**TASK DETAILS**
Locate each line below that includes "xlabel" and reproduce it.

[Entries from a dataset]

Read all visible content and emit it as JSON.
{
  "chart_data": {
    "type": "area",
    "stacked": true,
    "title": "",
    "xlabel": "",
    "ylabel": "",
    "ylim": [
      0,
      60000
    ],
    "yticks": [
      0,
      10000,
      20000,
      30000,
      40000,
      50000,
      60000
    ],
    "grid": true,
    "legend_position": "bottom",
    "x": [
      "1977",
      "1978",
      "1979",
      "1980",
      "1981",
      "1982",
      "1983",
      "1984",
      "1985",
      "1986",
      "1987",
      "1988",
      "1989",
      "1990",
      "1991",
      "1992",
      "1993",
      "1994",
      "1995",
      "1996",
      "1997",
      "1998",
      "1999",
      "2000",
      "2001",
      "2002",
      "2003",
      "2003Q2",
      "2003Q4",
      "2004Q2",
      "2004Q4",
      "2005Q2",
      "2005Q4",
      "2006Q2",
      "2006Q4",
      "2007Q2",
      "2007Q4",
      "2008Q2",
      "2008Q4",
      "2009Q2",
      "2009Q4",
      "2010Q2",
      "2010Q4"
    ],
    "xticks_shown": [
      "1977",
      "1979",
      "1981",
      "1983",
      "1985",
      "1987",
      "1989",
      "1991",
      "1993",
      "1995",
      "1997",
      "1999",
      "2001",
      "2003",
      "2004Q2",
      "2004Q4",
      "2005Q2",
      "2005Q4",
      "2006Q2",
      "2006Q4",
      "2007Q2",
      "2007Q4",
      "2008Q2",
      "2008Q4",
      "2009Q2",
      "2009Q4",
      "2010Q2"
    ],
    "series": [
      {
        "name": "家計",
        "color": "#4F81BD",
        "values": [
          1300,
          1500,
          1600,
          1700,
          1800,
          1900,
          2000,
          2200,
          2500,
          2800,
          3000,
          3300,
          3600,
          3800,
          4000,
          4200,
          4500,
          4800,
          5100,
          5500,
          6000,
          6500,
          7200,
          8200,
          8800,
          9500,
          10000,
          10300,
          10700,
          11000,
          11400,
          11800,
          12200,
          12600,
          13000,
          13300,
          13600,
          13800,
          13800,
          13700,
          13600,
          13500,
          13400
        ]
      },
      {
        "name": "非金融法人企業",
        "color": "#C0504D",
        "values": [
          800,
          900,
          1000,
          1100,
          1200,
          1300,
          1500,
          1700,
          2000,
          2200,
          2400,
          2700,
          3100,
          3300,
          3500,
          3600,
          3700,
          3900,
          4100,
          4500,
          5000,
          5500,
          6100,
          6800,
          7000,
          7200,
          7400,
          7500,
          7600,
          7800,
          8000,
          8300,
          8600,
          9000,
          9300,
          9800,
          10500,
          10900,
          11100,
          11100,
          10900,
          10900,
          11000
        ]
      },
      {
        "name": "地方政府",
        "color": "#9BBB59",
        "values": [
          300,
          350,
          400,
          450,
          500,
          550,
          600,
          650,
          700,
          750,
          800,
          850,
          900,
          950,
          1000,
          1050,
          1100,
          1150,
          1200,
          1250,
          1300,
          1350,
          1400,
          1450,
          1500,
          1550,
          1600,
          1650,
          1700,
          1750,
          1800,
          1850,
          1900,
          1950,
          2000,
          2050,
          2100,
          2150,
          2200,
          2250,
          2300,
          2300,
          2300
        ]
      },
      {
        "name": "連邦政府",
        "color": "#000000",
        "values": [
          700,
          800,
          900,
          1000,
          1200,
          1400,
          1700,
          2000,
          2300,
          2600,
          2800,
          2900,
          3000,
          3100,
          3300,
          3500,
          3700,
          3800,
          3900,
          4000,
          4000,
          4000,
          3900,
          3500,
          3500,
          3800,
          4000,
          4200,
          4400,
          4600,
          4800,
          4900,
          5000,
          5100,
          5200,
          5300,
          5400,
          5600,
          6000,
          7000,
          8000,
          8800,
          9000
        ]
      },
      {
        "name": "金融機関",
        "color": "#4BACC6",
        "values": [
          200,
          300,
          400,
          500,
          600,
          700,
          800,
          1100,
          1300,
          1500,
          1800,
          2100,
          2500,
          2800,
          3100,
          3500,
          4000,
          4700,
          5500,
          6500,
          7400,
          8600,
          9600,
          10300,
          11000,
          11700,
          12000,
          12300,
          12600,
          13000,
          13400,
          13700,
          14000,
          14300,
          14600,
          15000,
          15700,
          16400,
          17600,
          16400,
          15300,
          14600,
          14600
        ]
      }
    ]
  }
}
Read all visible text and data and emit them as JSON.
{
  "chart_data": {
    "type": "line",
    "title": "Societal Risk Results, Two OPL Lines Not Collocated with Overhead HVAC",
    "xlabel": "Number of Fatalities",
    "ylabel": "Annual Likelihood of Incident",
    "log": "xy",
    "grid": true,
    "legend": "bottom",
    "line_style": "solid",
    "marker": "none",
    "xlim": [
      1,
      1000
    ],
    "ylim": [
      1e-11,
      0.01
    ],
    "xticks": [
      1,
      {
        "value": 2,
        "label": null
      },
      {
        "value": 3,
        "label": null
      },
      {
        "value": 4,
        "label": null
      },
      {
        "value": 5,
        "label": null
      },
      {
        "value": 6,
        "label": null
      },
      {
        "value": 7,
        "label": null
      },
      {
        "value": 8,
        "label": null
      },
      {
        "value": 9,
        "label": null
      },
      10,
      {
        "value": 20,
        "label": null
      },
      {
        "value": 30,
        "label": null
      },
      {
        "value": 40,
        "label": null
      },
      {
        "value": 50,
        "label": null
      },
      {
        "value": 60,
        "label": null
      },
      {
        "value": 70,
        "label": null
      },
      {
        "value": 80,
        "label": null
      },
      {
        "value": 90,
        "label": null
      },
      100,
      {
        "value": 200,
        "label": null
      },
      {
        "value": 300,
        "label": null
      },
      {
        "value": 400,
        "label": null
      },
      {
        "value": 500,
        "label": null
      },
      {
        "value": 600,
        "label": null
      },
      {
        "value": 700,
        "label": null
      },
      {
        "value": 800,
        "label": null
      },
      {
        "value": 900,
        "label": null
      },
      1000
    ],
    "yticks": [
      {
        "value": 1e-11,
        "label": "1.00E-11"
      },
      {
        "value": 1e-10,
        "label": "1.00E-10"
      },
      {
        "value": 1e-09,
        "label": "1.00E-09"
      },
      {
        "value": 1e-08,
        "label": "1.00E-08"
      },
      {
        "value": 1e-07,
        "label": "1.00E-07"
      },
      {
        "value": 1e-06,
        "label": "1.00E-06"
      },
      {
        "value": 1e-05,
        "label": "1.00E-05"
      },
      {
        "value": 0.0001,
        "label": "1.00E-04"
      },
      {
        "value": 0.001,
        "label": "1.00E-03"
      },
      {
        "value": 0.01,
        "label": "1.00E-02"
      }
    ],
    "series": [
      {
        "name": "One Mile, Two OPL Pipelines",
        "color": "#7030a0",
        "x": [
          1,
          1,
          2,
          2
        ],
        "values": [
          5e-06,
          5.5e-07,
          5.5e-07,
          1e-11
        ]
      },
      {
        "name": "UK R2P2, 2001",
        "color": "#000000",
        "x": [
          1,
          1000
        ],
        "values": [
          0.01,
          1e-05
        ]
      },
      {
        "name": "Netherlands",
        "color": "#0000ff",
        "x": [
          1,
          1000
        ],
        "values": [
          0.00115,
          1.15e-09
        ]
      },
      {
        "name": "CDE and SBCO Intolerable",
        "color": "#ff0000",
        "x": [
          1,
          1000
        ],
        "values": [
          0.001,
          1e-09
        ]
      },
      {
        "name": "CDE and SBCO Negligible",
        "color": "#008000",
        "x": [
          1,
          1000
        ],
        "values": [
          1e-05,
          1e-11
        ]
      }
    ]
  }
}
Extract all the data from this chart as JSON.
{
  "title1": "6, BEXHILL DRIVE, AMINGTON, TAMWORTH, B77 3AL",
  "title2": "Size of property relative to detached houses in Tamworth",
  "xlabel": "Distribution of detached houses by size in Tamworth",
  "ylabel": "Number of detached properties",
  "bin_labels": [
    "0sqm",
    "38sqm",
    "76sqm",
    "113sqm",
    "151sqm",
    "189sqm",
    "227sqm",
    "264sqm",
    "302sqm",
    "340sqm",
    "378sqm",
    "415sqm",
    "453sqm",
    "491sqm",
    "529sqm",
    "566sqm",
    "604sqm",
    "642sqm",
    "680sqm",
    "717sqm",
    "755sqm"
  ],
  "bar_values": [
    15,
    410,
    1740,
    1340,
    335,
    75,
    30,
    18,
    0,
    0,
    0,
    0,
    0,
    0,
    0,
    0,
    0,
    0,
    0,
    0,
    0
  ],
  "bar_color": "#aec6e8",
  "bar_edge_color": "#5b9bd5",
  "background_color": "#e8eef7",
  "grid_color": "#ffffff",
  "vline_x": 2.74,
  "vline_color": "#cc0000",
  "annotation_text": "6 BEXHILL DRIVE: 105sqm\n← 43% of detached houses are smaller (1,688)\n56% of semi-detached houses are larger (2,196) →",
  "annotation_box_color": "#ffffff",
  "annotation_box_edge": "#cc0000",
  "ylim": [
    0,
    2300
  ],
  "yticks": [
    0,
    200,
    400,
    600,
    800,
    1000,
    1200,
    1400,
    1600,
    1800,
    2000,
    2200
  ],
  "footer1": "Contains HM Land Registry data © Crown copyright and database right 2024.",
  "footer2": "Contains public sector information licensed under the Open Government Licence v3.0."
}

**ANSWER FOR THIS EXERCISE**
    "xlabel": "",
    "xlabel": "Number of Fatalities",
  "xlabel": "Distribution of detached houses by size in Tamworth",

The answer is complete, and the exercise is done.